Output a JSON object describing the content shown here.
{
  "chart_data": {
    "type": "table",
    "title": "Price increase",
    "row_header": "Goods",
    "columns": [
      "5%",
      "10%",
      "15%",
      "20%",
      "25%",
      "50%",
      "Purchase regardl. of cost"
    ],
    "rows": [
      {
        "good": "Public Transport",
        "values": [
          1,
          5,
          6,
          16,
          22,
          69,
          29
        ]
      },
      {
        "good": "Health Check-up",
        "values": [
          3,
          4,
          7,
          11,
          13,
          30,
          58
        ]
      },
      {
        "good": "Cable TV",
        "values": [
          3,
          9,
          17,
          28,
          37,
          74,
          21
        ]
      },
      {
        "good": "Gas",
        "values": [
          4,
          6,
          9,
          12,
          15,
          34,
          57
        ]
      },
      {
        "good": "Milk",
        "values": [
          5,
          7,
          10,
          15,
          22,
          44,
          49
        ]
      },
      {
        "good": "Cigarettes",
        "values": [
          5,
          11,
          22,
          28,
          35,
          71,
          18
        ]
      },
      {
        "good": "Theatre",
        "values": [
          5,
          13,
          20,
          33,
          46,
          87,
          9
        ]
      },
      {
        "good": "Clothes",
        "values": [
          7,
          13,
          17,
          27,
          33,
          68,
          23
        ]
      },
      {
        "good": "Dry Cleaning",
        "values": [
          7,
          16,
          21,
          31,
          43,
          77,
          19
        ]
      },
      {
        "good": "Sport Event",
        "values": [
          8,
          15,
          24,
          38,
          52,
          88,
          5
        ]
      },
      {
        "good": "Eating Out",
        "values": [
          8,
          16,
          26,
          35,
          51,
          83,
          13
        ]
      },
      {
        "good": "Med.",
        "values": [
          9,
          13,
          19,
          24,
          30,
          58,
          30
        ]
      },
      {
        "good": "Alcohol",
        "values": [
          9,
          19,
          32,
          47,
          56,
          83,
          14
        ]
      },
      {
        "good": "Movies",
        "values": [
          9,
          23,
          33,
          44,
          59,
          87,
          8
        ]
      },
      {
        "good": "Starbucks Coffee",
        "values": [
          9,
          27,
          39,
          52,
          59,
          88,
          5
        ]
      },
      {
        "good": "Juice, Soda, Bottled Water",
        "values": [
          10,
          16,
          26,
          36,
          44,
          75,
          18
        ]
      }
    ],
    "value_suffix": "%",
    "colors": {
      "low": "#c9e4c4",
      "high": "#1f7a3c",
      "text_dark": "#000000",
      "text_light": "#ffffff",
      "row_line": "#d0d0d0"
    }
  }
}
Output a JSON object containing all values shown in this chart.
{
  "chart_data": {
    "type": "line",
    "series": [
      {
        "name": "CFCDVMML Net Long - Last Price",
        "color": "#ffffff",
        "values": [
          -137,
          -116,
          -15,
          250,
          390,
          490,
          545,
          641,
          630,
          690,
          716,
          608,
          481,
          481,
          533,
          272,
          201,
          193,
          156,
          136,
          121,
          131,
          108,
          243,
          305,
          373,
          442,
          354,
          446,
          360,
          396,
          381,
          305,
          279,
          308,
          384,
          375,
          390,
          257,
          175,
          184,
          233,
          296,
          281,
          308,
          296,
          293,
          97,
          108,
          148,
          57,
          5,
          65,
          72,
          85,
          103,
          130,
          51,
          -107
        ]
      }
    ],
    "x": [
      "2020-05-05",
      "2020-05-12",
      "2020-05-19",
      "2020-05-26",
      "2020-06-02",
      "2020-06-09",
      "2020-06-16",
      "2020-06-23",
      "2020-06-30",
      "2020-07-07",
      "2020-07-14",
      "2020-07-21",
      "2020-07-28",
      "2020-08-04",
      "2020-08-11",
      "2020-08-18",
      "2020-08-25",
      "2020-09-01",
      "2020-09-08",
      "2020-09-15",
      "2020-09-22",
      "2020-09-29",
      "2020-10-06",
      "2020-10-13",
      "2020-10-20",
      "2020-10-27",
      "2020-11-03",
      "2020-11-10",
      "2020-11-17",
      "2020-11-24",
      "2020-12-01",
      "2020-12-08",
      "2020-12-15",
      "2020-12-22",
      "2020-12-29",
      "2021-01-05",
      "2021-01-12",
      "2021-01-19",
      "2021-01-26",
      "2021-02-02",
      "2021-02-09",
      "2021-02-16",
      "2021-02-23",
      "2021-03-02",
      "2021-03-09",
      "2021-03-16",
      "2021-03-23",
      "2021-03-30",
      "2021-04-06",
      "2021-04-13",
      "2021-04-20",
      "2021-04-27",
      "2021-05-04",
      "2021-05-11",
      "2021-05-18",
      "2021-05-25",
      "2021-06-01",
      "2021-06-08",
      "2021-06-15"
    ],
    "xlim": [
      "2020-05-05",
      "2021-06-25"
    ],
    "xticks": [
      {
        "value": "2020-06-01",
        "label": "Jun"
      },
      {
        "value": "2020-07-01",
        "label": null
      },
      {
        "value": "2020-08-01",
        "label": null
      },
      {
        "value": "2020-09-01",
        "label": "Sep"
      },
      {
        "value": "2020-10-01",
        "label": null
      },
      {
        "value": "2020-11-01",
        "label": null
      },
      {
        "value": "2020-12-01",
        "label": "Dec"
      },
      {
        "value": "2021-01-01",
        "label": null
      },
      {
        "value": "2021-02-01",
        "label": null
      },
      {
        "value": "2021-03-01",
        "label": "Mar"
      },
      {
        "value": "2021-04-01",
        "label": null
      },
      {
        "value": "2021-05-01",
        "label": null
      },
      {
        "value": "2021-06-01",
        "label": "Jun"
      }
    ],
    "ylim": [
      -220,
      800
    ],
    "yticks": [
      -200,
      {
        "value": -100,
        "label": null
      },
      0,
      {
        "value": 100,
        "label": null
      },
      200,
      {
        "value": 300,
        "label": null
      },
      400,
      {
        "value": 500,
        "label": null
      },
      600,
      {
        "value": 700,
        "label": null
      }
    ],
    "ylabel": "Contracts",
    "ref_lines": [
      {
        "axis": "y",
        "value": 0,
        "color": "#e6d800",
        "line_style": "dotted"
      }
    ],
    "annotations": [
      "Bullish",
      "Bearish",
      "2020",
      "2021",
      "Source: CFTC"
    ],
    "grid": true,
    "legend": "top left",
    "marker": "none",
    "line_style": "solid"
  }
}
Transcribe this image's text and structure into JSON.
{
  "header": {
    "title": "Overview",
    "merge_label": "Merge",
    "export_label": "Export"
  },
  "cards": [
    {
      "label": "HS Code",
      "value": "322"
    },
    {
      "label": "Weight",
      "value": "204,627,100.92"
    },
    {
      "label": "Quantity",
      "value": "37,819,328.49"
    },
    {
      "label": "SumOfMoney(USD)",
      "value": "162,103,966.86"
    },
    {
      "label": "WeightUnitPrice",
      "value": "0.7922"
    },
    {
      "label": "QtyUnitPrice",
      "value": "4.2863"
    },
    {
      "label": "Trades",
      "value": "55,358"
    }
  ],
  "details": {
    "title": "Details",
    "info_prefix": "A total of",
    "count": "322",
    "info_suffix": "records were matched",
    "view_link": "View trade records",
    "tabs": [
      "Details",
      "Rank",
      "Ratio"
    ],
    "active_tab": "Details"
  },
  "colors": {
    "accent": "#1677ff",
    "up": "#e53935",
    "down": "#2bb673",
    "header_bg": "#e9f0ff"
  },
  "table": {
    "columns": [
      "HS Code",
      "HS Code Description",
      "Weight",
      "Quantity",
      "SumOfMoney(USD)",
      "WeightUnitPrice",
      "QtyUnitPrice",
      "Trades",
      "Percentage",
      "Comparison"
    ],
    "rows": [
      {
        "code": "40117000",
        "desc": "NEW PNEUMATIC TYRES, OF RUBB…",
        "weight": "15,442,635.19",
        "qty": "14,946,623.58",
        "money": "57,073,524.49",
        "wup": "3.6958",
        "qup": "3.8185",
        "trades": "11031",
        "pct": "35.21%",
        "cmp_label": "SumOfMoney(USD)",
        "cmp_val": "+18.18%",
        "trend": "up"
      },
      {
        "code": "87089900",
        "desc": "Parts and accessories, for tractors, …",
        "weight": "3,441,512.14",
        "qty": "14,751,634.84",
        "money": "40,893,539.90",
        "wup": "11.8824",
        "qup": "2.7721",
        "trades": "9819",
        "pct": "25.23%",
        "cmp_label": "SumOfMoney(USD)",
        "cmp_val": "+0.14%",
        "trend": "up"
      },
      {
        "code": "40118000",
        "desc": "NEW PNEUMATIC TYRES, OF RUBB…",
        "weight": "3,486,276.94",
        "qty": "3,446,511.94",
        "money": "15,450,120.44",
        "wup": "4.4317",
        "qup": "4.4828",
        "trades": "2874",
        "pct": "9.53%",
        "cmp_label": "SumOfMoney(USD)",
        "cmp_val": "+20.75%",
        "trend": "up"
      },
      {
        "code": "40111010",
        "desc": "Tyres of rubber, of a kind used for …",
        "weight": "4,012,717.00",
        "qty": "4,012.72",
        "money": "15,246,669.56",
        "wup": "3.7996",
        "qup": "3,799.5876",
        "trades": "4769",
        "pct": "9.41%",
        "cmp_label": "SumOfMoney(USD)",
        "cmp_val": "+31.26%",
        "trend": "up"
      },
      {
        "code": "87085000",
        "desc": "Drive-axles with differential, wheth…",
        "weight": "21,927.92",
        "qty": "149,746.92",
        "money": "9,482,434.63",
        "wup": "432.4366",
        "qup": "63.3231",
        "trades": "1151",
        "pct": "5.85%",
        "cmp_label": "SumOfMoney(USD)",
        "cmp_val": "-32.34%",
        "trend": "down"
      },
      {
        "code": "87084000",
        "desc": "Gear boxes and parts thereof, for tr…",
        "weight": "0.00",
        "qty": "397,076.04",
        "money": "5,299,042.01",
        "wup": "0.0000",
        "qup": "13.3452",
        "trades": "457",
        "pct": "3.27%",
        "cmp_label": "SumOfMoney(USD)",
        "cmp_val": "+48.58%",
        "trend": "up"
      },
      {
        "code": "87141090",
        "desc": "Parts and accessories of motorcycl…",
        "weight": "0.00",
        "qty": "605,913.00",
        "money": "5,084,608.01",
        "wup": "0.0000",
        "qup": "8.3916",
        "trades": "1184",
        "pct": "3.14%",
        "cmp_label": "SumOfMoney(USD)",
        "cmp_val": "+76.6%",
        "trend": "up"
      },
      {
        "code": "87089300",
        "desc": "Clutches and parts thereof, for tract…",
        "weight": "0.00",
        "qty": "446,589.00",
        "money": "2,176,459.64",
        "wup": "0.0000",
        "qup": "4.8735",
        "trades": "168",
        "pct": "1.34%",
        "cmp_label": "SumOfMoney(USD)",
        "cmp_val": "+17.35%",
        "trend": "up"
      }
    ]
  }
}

- What you need to do
Which lines hold the word "Output"? Show each one.

- Answer to the exercise
Output a JSON object describing the content shown here.
Output a JSON object containing all values shown in this chart.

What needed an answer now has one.